== Exercise description ==
Every line of the data that contains the string "جرعة" must be copied.
»»
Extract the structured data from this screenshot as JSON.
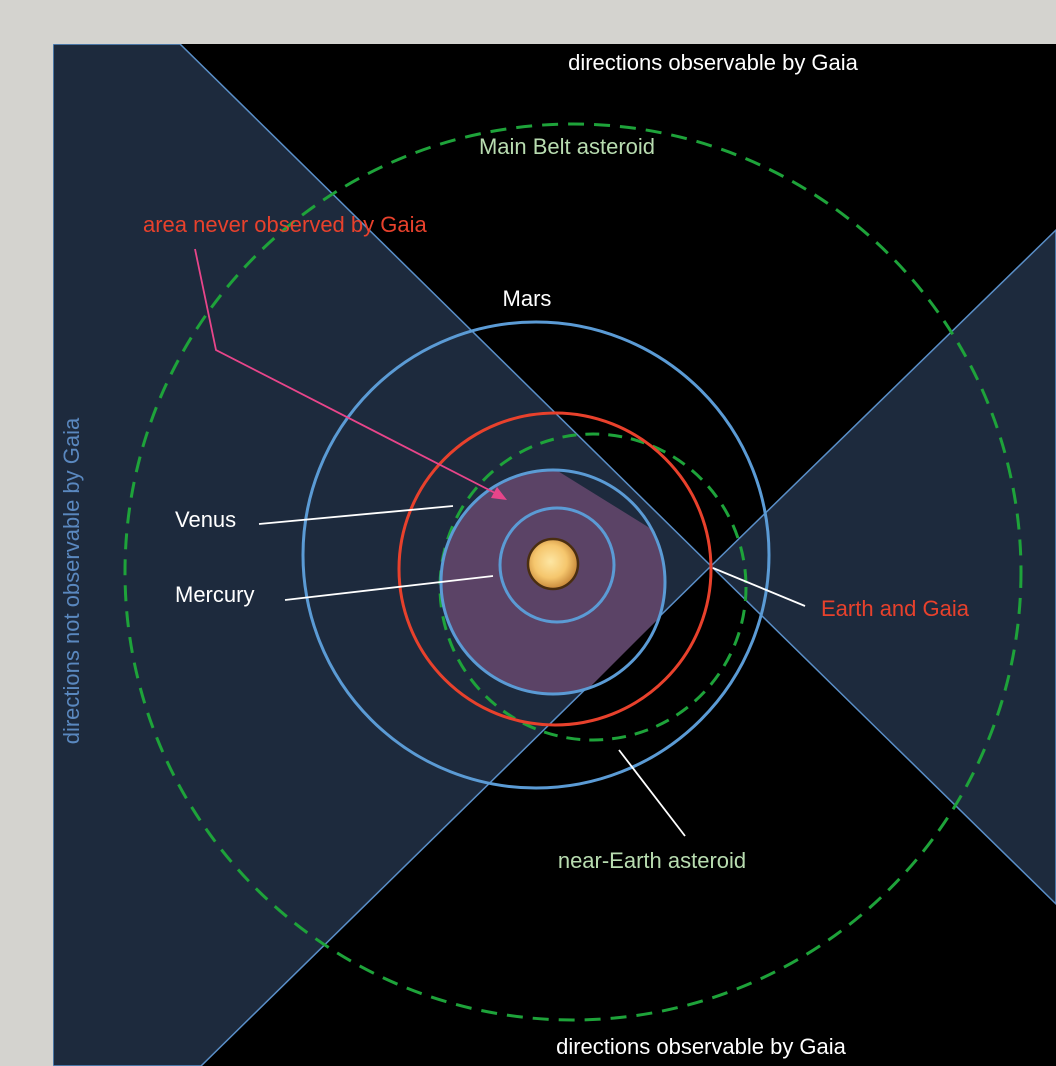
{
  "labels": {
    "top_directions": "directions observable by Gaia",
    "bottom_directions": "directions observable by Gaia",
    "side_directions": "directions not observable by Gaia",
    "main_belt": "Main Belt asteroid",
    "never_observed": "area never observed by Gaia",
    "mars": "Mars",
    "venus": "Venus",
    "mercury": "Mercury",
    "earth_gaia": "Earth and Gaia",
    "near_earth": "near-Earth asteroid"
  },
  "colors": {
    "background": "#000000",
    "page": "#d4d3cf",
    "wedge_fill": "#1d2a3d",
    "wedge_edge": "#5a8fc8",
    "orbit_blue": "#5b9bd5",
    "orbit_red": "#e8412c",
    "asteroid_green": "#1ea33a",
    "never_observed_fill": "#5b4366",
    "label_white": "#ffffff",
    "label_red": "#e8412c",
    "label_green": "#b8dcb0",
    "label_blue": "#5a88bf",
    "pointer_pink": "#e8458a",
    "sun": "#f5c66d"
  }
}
««
»»
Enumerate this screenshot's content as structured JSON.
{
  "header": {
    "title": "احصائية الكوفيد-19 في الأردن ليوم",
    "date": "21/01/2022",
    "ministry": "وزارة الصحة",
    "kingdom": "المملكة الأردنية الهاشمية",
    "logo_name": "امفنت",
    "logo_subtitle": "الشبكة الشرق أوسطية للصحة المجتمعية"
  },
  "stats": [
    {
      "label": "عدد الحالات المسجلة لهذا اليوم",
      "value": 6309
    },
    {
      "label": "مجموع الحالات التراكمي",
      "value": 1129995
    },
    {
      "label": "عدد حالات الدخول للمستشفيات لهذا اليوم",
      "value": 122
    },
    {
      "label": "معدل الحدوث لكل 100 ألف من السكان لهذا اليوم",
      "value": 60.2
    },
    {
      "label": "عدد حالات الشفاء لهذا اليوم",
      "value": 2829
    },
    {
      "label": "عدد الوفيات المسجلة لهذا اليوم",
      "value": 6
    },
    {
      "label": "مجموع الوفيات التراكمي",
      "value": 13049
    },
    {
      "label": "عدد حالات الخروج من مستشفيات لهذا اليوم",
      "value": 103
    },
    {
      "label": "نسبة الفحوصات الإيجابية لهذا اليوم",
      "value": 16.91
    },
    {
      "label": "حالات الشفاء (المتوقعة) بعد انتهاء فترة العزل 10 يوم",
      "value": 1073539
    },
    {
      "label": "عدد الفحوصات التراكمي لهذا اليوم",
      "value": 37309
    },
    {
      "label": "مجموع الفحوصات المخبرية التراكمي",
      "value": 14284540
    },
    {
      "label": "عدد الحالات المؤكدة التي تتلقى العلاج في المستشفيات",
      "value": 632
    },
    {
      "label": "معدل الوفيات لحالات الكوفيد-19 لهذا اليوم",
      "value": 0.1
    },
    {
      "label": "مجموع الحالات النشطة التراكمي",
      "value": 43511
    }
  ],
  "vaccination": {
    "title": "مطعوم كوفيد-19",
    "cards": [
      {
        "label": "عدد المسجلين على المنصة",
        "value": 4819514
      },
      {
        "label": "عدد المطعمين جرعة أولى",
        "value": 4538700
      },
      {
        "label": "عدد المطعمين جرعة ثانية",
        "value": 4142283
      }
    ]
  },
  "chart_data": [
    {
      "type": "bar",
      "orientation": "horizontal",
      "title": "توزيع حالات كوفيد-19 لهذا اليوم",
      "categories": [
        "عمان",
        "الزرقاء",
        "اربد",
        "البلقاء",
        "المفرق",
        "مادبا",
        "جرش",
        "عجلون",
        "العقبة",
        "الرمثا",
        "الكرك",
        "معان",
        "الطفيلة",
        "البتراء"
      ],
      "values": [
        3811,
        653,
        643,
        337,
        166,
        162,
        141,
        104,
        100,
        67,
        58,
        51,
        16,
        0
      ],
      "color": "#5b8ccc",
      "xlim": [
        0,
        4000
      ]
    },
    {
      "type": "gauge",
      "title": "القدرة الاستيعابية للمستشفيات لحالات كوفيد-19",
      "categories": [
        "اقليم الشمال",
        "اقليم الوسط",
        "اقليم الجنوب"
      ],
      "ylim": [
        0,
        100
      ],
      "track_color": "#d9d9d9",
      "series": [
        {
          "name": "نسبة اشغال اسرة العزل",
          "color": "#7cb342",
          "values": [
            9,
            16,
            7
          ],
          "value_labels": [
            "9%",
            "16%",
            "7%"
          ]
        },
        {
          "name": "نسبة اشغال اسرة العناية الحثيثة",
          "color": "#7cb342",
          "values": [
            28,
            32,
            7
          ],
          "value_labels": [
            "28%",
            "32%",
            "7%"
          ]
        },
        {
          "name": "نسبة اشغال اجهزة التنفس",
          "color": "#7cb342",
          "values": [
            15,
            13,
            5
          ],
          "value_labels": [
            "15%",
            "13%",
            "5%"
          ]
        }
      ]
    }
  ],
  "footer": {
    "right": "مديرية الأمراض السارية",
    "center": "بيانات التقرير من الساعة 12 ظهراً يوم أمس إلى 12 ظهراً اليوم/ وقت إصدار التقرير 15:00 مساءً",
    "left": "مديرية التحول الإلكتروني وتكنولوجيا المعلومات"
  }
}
««
»»
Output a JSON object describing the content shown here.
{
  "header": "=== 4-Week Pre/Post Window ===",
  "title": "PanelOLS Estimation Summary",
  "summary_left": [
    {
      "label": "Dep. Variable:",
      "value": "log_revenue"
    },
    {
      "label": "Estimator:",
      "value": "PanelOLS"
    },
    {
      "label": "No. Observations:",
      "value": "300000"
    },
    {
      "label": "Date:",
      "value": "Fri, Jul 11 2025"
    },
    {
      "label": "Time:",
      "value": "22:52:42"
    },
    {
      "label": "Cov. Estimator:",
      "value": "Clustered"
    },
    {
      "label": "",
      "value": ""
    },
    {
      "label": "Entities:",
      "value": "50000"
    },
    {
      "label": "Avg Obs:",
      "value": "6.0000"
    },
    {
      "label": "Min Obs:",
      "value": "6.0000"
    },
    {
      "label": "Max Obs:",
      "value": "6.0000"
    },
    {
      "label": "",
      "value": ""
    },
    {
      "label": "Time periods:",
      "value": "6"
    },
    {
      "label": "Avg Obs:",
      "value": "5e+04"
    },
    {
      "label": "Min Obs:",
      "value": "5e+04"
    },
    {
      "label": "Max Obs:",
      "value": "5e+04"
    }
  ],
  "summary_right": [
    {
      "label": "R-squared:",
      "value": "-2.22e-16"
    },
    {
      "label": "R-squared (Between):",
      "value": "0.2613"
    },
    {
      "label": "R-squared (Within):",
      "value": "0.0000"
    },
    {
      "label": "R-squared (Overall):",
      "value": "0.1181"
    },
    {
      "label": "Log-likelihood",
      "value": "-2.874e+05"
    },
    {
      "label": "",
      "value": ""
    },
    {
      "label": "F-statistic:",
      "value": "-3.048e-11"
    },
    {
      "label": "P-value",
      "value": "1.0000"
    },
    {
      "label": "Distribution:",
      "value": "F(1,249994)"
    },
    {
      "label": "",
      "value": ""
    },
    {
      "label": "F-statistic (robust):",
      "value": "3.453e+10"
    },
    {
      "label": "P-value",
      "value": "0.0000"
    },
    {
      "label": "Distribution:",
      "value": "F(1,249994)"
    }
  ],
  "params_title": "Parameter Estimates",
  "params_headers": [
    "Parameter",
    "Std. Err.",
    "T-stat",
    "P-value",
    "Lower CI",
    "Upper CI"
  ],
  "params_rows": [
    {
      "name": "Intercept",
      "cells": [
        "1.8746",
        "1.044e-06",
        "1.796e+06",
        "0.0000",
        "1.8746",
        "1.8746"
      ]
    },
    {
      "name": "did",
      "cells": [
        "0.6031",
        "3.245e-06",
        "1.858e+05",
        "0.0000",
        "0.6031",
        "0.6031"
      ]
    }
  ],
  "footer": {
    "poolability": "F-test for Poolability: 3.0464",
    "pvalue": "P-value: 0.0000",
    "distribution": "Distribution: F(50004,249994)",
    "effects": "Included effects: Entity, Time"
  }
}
««
== Task response ==
        "label": "عدد المطعمين جرعة أولى",
        "label": "عدد المطعمين جرعة ثانية",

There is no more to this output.